-- begin Dataset entries --

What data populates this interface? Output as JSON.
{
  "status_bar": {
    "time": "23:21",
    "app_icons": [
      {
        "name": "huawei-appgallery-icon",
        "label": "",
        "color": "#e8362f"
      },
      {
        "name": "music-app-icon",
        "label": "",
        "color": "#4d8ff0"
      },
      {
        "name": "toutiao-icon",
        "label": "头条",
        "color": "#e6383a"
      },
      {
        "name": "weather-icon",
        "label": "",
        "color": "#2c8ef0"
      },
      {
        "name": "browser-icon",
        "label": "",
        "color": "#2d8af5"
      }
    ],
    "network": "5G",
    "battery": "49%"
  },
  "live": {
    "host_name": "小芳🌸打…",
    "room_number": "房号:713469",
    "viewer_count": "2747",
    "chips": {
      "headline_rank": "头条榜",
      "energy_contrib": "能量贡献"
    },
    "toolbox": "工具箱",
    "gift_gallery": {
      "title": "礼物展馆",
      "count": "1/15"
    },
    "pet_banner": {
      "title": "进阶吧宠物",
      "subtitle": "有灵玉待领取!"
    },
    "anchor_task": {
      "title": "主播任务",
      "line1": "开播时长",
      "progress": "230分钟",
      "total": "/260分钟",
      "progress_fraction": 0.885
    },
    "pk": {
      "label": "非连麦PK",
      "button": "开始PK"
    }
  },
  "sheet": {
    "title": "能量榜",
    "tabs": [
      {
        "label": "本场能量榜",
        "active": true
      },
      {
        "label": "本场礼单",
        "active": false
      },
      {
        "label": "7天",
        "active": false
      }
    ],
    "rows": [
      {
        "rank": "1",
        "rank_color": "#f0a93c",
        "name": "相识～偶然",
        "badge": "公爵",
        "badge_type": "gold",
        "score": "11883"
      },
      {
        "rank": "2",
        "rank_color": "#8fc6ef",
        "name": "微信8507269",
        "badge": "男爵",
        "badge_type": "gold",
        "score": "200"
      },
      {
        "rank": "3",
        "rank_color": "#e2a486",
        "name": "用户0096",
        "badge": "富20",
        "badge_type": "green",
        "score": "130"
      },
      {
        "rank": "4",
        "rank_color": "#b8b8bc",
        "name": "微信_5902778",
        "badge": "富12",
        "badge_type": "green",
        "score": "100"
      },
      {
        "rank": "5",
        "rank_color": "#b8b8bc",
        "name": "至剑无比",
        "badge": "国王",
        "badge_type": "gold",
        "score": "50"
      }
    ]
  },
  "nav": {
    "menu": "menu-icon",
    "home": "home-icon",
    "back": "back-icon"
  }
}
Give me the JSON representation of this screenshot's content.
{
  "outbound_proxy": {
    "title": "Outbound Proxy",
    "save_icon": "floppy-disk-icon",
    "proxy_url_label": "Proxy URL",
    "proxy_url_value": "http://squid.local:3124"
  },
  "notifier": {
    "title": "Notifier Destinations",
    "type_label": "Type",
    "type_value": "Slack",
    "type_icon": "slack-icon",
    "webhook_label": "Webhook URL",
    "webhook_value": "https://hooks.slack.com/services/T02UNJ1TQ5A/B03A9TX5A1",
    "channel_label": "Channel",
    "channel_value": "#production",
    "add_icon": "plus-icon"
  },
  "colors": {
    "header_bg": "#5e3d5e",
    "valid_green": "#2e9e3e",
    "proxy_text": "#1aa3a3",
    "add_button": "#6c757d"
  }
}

-- end Dataset entries --

Short problem >>
Look for the word "JSON" in every line of the listing and copy the lines that have it.

Expected answer >>
What data populates this interface? Output as JSON.
Give me the JSON representation of this screenshot's content.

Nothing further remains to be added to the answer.